■ Exercise data

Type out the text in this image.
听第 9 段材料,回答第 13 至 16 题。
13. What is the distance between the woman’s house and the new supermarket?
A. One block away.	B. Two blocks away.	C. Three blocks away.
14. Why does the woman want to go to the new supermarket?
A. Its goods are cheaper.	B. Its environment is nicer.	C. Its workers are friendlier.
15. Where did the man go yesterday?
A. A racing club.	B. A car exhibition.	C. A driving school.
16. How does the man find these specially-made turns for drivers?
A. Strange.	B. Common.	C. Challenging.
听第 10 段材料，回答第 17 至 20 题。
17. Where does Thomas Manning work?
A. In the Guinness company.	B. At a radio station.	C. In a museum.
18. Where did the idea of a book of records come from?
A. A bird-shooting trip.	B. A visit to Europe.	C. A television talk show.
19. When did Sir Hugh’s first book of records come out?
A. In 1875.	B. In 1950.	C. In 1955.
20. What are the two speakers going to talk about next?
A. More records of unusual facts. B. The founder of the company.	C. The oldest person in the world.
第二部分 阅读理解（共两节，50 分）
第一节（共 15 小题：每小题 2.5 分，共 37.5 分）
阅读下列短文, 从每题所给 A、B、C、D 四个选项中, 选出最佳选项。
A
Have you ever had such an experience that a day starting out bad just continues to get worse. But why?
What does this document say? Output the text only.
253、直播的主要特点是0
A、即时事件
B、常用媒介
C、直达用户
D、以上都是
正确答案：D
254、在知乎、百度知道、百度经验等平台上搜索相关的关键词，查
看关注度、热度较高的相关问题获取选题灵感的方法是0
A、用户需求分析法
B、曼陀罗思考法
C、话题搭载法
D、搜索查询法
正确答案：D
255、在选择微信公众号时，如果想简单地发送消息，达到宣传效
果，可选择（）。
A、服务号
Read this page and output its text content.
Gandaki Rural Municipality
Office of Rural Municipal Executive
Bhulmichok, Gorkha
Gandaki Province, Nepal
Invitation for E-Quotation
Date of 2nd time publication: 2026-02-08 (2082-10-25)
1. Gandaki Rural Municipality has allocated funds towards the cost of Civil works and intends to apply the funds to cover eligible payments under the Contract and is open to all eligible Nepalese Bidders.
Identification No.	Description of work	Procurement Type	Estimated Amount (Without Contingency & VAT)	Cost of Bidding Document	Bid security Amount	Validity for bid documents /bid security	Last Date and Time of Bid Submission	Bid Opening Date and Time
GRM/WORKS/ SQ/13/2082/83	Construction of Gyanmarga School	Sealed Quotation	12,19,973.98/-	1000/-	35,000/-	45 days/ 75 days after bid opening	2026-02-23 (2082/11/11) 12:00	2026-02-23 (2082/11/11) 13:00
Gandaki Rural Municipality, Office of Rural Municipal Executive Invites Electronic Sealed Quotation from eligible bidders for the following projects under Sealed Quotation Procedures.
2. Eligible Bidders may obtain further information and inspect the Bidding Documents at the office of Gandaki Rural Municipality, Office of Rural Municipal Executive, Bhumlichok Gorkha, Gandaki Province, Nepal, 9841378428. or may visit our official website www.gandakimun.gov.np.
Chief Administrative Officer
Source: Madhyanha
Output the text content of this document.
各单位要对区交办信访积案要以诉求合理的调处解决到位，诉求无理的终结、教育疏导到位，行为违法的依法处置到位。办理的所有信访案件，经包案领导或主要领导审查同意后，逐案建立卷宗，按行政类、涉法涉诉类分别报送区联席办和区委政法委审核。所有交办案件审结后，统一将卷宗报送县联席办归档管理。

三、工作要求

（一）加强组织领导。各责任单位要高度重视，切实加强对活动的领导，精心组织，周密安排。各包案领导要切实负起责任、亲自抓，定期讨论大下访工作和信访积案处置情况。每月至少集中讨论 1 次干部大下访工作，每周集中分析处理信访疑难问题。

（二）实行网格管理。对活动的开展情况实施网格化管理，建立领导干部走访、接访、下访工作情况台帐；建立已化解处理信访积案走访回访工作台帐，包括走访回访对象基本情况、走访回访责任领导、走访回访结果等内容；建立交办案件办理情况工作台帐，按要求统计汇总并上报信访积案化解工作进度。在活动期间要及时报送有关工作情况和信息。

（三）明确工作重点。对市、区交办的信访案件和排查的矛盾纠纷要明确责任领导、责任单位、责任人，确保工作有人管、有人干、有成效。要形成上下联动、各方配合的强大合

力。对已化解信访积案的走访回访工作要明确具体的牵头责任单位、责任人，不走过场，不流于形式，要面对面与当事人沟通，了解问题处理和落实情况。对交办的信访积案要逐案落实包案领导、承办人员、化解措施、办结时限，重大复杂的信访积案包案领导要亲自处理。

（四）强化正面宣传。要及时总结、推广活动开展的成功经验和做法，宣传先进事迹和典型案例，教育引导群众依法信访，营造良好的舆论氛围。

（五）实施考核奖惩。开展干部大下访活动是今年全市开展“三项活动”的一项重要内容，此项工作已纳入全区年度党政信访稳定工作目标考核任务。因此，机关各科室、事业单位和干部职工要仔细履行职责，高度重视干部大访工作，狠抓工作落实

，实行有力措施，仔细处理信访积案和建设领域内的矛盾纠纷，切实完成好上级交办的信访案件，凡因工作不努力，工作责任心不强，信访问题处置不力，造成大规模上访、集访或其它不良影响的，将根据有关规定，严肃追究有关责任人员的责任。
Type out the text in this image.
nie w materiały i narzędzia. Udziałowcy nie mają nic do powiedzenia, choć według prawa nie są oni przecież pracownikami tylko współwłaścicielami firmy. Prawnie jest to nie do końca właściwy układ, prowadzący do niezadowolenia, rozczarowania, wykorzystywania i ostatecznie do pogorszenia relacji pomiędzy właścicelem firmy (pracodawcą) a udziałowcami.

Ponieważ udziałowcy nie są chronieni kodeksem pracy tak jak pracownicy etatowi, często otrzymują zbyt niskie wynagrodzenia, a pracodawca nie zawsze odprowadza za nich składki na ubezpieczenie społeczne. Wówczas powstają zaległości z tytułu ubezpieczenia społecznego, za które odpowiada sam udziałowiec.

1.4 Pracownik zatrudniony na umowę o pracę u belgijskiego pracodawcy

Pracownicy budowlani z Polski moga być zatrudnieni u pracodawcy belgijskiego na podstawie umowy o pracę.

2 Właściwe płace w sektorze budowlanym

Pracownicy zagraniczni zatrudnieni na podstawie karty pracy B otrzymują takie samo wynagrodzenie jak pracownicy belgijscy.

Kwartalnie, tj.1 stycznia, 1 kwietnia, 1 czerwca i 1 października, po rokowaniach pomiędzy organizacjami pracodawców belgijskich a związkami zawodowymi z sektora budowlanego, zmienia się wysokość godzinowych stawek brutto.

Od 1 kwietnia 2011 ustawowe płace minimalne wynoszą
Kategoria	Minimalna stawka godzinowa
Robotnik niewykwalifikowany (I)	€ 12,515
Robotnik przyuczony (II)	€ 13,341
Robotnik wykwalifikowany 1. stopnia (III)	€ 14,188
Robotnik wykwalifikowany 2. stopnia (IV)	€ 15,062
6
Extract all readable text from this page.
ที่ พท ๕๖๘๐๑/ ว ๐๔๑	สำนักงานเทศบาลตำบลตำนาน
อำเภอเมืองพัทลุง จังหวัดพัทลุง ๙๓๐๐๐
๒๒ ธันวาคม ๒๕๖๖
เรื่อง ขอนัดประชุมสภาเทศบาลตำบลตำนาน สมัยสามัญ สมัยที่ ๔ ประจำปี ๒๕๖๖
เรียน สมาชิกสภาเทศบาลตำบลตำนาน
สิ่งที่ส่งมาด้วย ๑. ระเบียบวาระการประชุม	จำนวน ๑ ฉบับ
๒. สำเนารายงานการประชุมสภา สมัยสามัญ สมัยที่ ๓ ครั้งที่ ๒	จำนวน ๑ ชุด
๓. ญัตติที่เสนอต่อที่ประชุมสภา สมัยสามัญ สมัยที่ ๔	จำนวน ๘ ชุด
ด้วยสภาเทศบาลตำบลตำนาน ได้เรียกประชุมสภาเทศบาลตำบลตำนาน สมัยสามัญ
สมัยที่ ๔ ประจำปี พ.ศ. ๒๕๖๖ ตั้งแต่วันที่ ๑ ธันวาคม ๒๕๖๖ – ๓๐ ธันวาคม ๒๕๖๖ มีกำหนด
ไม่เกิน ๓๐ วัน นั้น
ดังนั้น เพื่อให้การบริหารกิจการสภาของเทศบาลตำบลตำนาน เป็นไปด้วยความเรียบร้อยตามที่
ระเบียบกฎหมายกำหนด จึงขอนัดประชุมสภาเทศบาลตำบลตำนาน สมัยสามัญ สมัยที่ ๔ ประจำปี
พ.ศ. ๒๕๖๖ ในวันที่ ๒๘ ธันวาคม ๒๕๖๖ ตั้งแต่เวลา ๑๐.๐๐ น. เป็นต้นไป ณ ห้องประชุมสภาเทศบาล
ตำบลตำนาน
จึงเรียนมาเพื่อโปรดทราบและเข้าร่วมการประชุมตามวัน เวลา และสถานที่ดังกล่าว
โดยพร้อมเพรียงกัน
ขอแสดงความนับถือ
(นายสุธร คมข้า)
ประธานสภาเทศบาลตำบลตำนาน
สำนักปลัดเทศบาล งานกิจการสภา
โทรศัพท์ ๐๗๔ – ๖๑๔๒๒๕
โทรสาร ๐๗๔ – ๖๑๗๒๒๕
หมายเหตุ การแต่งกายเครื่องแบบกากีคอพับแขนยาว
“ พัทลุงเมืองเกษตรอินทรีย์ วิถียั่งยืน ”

■ Written instruction
Scan the data for the word "Province" and copy every line where it shows up.

■ Output
Gandaki Province, Nepal
2. Eligible Bidders may obtain further information and inspect the Bidding Documents at the office of Gandaki Rural Municipality, Office of Rural Municipal Executive, Bhumlichok Gorkha, Gandaki Province, Nepal, 9841378428. or may visit our official website www.gandakimun.gov.np.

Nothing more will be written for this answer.